━━━━━ Information given

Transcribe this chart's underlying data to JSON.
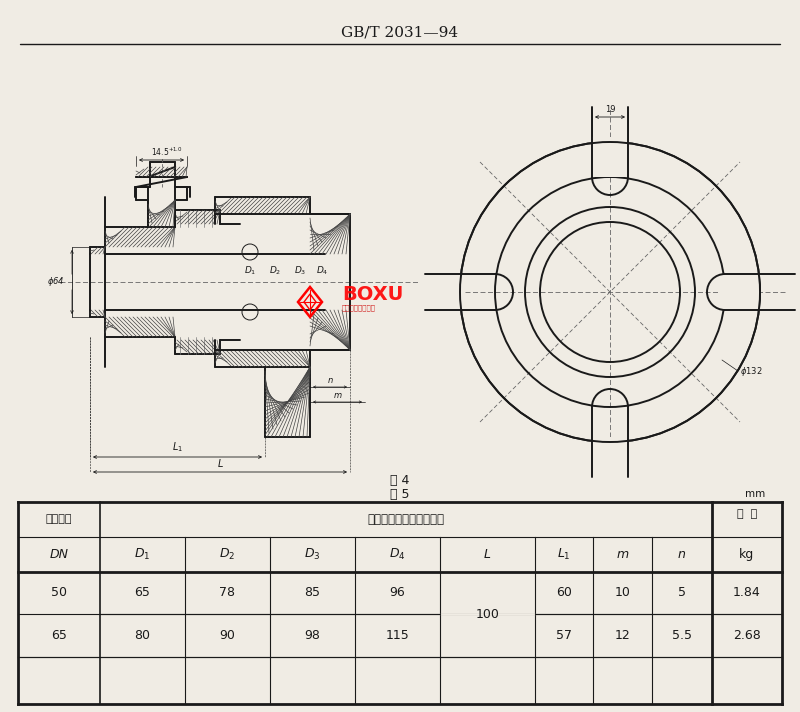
{
  "title": "GB/T 2031—94",
  "fig4_label": "图 4",
  "table5_label": "表 5",
  "unit_label": "mm",
  "bg_color": "#f0ece4",
  "table_data": [
    [
      "50",
      "65",
      "78",
      "85",
      "96",
      "100",
      "60",
      "10",
      "5",
      "1.84"
    ],
    [
      "65",
      "80",
      "90",
      "98",
      "115",
      "100",
      "57",
      "12",
      "5.5",
      "2.68"
    ]
  ],
  "line_color": "#1a1a1a",
  "cl_color": "#666666",
  "hatch_color": "#444444",
  "watermark_text": "BOXU",
  "watermark_sub": "博旭船用阀门制造",
  "dim_14_5": "14.5",
  "dim_19": "19",
  "dim_phi64": "φ64",
  "dim_phi132": "φ132"
}
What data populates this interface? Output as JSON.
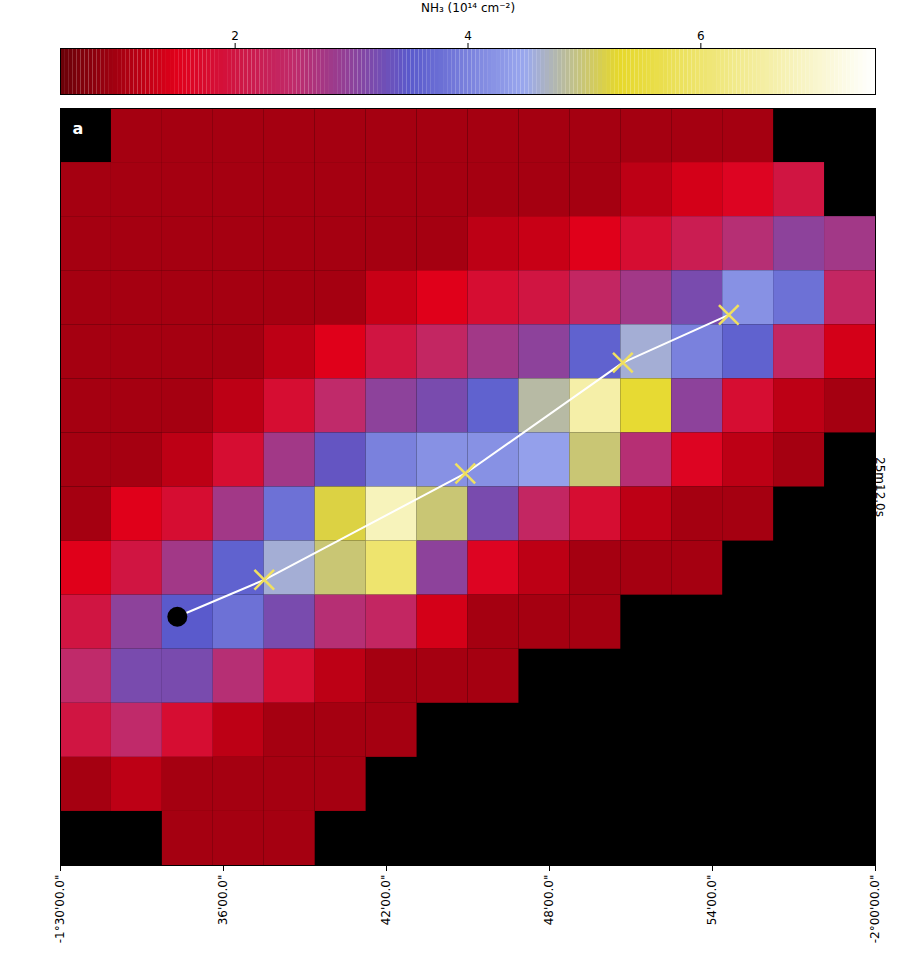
{
  "chart_data": {
    "type": "heatmap",
    "panel": "a",
    "xlim": [
      -90,
      -120
    ],
    "xticks": [
      {
        "value": -90,
        "label": "-1°30'00.0\""
      },
      {
        "value": -96,
        "label": "36'00.0\""
      },
      {
        "value": -102,
        "label": "42'00.0\""
      },
      {
        "value": -108,
        "label": "48'00.0\""
      },
      {
        "value": -114,
        "label": "54'00.0\""
      },
      {
        "value": -120,
        "label": "-2°00'00.0\""
      }
    ],
    "ylim": [
      1470,
      1554
    ],
    "yticks": [
      {
        "value": 1512,
        "label": "25m12.0s"
      }
    ],
    "x_edges": [
      -90,
      -91.875,
      -93.75,
      -95.625,
      -97.5,
      -99.375,
      -101.25,
      -103.125,
      -105,
      -106.875,
      -108.75,
      -110.625,
      -112.5,
      -114.375,
      -116.25,
      -118.125,
      -120
    ],
    "y_edges": [
      1554,
      1548,
      1542,
      1536,
      1530,
      1524,
      1518,
      1512,
      1506,
      1500,
      1494,
      1488,
      1482,
      1476,
      1470
    ],
    "cells": [
      [
        null,
        1,
        1,
        1,
        1,
        1,
        1,
        1,
        1,
        1,
        1,
        1,
        1,
        1,
        null,
        null
      ],
      [
        1,
        1,
        1,
        1,
        1,
        1,
        1,
        1,
        1,
        1,
        1,
        1.2,
        1.4,
        1.6,
        2,
        null
      ],
      [
        1,
        1,
        1,
        1,
        1,
        1,
        1,
        1,
        1.2,
        1.3,
        1.5,
        1.8,
        2.2,
        2.6,
        3,
        2.8
      ],
      [
        1,
        1,
        1,
        1,
        1,
        1,
        1.3,
        1.5,
        1.8,
        2,
        2.4,
        2.8,
        3.2,
        4.2,
        3.8,
        2.4
      ],
      [
        1,
        1,
        1,
        1,
        1.2,
        1.5,
        2,
        2.4,
        2.8,
        3,
        3.6,
        4.6,
        4,
        3.6,
        2.4,
        1.4
      ],
      [
        1,
        1,
        1,
        1.2,
        1.8,
        2.5,
        3,
        3.2,
        3.6,
        4.8,
        6.6,
        5.4,
        3,
        1.8,
        1.2,
        1
      ],
      [
        1,
        1,
        1.2,
        1.8,
        2.8,
        3.4,
        4,
        4.2,
        4.2,
        4.4,
        5,
        2.6,
        1.6,
        1.2,
        1,
        null
      ],
      [
        1,
        1.5,
        1.8,
        2.8,
        3.8,
        5.2,
        6.8,
        5,
        3.2,
        2.4,
        1.8,
        1.2,
        1,
        1,
        null,
        null
      ],
      [
        1.5,
        2,
        2.8,
        3.6,
        4.6,
        5,
        6,
        3,
        1.6,
        1.2,
        1,
        1,
        1,
        null,
        null,
        null
      ],
      [
        2,
        3,
        3.5,
        3.8,
        3.2,
        2.6,
        2.4,
        1.4,
        1,
        1,
        1,
        null,
        null,
        null,
        null,
        null
      ],
      [
        2.5,
        3.2,
        3.2,
        2.6,
        1.8,
        1.2,
        1,
        1,
        1,
        null,
        null,
        null,
        null,
        null,
        null,
        null
      ],
      [
        2,
        2.5,
        1.8,
        1.2,
        1,
        1,
        1,
        null,
        null,
        null,
        null,
        null,
        null,
        null,
        null,
        null
      ],
      [
        1,
        1.2,
        1,
        1,
        1,
        1,
        null,
        null,
        null,
        null,
        null,
        null,
        null,
        null,
        null,
        null
      ],
      [
        null,
        null,
        1,
        1,
        1,
        null,
        null,
        null,
        null,
        null,
        null,
        null,
        null,
        null,
        null,
        null
      ]
    ],
    "colorbar": {
      "label": "NH₃ (10¹⁴ cm⁻²)",
      "lim": [
        0.5,
        7.5
      ],
      "ticks": [
        2,
        4,
        6
      ]
    },
    "cut": {
      "x": [
        -94.3,
        -97.5,
        -104.9,
        -110.7,
        -114.6
      ],
      "y": [
        1497.6,
        1501.7,
        1513.5,
        1525.8,
        1531.1
      ],
      "marker": "x",
      "color": "#f0e060"
    }
  }
}
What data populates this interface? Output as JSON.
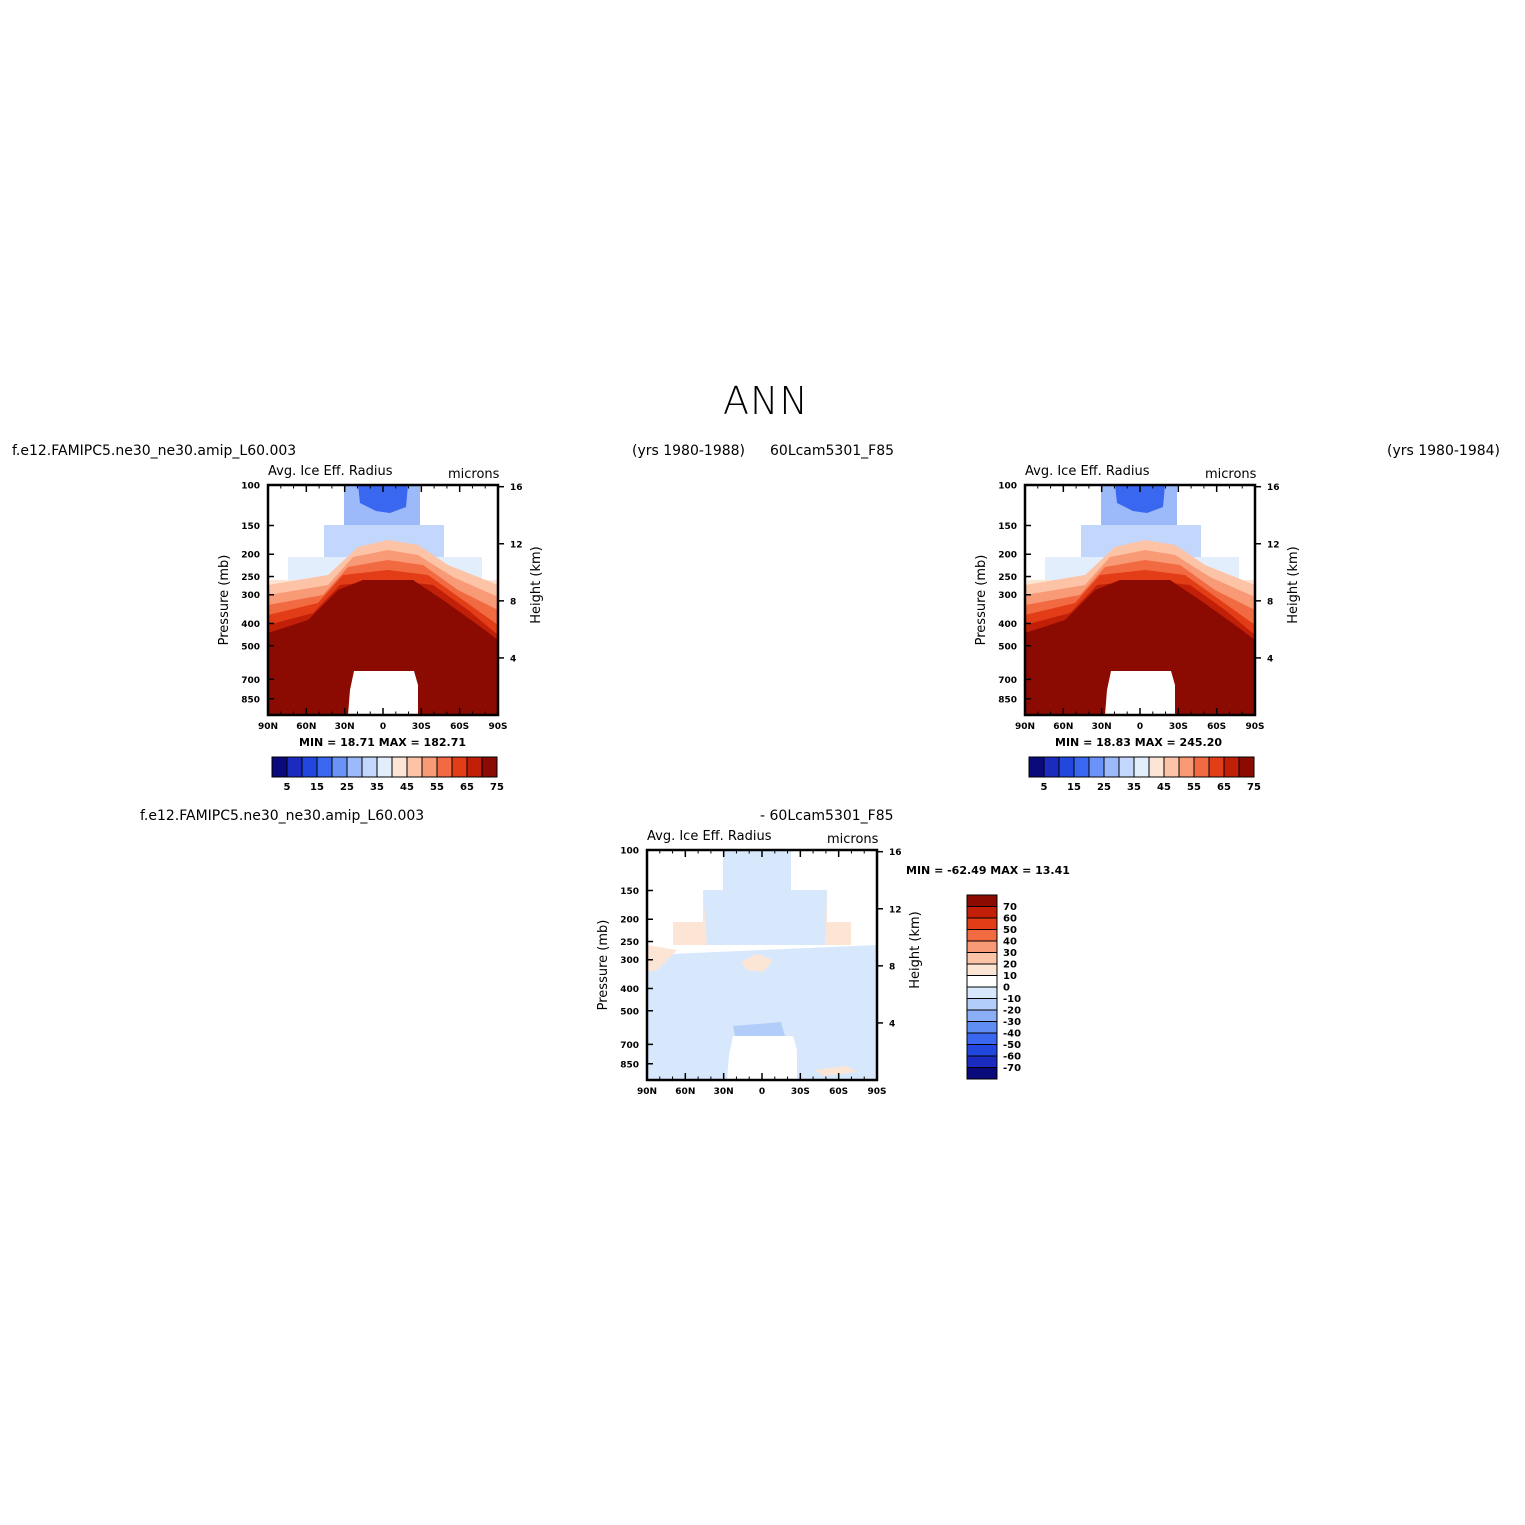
{
  "figure_title": "ANN",
  "panel1": {
    "case_label": "f.e12.FAMIPC5.ne30_ne30.amip_L60.003",
    "years_label": "(yrs 1980-1988)",
    "title": "Avg. Ice Eff. Radius",
    "units": "microns",
    "stats": "MIN =   18.71   MAX =  182.71"
  },
  "panel2": {
    "case_label": "60Lcam5301_F85",
    "years_label": "(yrs 1980-1984)",
    "title": "Avg. Ice Eff. Radius",
    "units": "microns",
    "stats": "MIN =   18.83   MAX =  245.20"
  },
  "panel3": {
    "case_label": "f.e12.FAMIPC5.ne30_ne30.amip_L60.003",
    "case_label_2": "- 60Lcam5301_F85",
    "title": "Avg. Ice Eff. Radius",
    "units": "microns",
    "stats": "MIN = -62.49   MAX =   13.41"
  },
  "axes": {
    "ylabel": "Pressure (mb)",
    "ylabel_right": "Height (km)",
    "pressure_ticks": [
      "100",
      "150",
      "200",
      "250",
      "300",
      "400",
      "500",
      "700",
      "850"
    ],
    "height_ticks": [
      "16",
      "12",
      "8",
      "4"
    ],
    "lat_ticks": [
      "90N",
      "60N",
      "30N",
      "0",
      "30S",
      "60S",
      "90S"
    ]
  },
  "colorbar_abs": {
    "labels": [
      "5",
      "15",
      "25",
      "35",
      "45",
      "55",
      "65",
      "75"
    ],
    "colors": [
      "#0a0a7a",
      "#1c2bbf",
      "#2247de",
      "#3a67f0",
      "#6b93f7",
      "#9cb9fa",
      "#c3d6fb",
      "#e2eefc",
      "#fde5d5",
      "#fcc3a6",
      "#f99a76",
      "#f26a42",
      "#e23d16",
      "#c21f08",
      "#8b0b02"
    ]
  },
  "colorbar_diff": {
    "labels": [
      "70",
      "60",
      "50",
      "40",
      "30",
      "20",
      "10",
      "0",
      "-10",
      "-20",
      "-30",
      "-40",
      "-50",
      "-60",
      "-70"
    ],
    "colors": [
      "#8b0b02",
      "#c21f08",
      "#e23d16",
      "#f26a42",
      "#f99a76",
      "#fcc3a6",
      "#fde5d5",
      "#ffffff",
      "#d8e8fc",
      "#b3cdfa",
      "#8aaff6",
      "#5e8ef2",
      "#3a67f0",
      "#2247de",
      "#1c2bbf",
      "#0a0a7a"
    ]
  },
  "chart_data": [
    {
      "type": "heatmap",
      "title": "Avg. Ice Eff. Radius",
      "units": "microns",
      "x": [
        "90N",
        "60N",
        "30N",
        "0",
        "30S",
        "60S",
        "90S"
      ],
      "ylabel": "Pressure (mb)",
      "y": [
        100,
        150,
        200,
        250,
        300,
        400,
        500,
        700,
        850
      ],
      "min": 18.71,
      "max": 182.71,
      "levels": [
        5,
        10,
        15,
        20,
        25,
        30,
        35,
        40,
        45,
        50,
        55,
        60,
        65,
        70,
        75
      ]
    },
    {
      "type": "heatmap",
      "title": "Avg. Ice Eff. Radius",
      "units": "microns",
      "x": [
        "90N",
        "60N",
        "30N",
        "0",
        "30S",
        "60S",
        "90S"
      ],
      "ylabel": "Pressure (mb)",
      "y": [
        100,
        150,
        200,
        250,
        300,
        400,
        500,
        700,
        850
      ],
      "min": 18.83,
      "max": 245.2,
      "levels": [
        5,
        10,
        15,
        20,
        25,
        30,
        35,
        40,
        45,
        50,
        55,
        60,
        65,
        70,
        75
      ]
    },
    {
      "type": "heatmap",
      "title": "Avg. Ice Eff. Radius",
      "units": "microns",
      "x": [
        "90N",
        "60N",
        "30N",
        "0",
        "30S",
        "60S",
        "90S"
      ],
      "ylabel": "Pressure (mb)",
      "y": [
        100,
        150,
        200,
        250,
        300,
        400,
        500,
        700,
        850
      ],
      "min": -62.49,
      "max": 13.41,
      "levels": [
        -70,
        -60,
        -50,
        -40,
        -30,
        -20,
        -10,
        0,
        10,
        20,
        30,
        40,
        50,
        60,
        70
      ]
    }
  ]
}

━━━━━━━━━━

Your objective: Lines that hold "value" are the ones to copy; find all of them.

Solved exercise:
        "value": -90,
        "value": -96,
        "value": -102,
        "value": -108,
        "value": -114,
        "value": -120,
        "value": 1512,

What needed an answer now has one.